Supplied records:
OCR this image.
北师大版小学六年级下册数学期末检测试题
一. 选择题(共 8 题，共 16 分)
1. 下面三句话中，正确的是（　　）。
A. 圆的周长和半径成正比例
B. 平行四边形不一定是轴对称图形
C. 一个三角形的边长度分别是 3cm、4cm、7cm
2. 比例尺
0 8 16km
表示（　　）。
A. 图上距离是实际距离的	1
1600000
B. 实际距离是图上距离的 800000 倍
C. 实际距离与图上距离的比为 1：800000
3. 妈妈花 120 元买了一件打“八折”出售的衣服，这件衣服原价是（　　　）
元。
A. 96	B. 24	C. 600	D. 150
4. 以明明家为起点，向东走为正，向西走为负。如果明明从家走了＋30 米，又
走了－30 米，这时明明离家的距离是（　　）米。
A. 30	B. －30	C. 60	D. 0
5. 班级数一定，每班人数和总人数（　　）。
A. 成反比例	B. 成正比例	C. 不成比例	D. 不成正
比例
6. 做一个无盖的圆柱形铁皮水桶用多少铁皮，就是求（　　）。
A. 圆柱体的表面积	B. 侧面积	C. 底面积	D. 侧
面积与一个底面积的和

Goal: Each record must be returned exactly as it is written.

Answer:
OCR this image.
北师大版小学六年级下册数学期末检测试题
一. 选择题(共 8 题，共 16 分)
1. 下面三句话中，正确的是（　　）。
A. 圆的周长和半径成正比例
B. 平行四边形不一定是轴对称图形
C. 一个三角形的边长度分别是 3cm、4cm、7cm
2. 比例尺
0 8 16km
表示（　　）。
A. 图上距离是实际距离的	1
1600000
B. 实际距离是图上距离的 800000 倍
C. 实际距离与图上距离的比为 1：800000
3. 妈妈花 120 元买了一件打“八折”出售的衣服，这件衣服原价是（　　　）
元。
A. 96	B. 24	C. 600	D. 150
4. 以明明家为起点，向东走为正，向西走为负。如果明明从家走了＋30 米，又
走了－30 米，这时明明离家的距离是（　　）米。
A. 30	B. －30	C. 60	D. 0
5. 班级数一定，每班人数和总人数（　　）。
A. 成反比例	B. 成正比例	C. 不成比例	D. 不成正
比例
6. 做一个无盖的圆柱形铁皮水桶用多少铁皮，就是求（　　）。
A. 圆柱体的表面积	B. 侧面积	C. 底面积	D. 侧
面积与一个底面积的和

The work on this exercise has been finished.